WHAT THIS TASK INVOLVES - Give the listing again in full, exactly as written.

DATA PROVIDED -
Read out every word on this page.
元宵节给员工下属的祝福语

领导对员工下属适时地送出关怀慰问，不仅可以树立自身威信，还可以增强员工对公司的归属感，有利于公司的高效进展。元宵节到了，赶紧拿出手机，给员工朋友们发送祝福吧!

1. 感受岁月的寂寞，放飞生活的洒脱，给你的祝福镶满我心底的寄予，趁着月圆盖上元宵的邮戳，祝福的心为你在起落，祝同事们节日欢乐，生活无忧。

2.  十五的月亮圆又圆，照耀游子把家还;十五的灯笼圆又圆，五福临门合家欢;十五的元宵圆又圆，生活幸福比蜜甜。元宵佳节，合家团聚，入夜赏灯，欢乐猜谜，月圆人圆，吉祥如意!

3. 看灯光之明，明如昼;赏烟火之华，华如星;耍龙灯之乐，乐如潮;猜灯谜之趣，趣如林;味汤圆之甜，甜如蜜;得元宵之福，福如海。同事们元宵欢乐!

EXERCISE SOLUTION -
Read out every word on this page.
元宵节给员工下属的祝福语

领导对员工下属适时地送出关怀慰问，不仅可以树立自身威信，还可以增强员工对公司的归属感，有利于公司的高效进展。元宵节到了，赶紧拿出手机，给员工朋友们发送祝福吧!

1. 感受岁月的寂寞，放飞生活的洒脱，给你的祝福镶满我心底的寄予，趁着月圆盖上元宵的邮戳，祝福的心为你在起落，祝同事们节日欢乐，生活无忧。

2.  十五的月亮圆又圆，照耀游子把家还;十五的灯笼圆又圆，五福临门合家欢;十五的元宵圆又圆，生活幸福比蜜甜。元宵佳节，合家团聚，入夜赏灯，欢乐猜谜，月圆人圆，吉祥如意!

3. 看灯光之明，明如昼;赏烟火之华，华如星;耍龙灯之乐，乐如潮;猜灯谜之趣，趣如林;味汤圆之甜，甜如蜜;得元宵之福，福如海。同事们元宵欢乐!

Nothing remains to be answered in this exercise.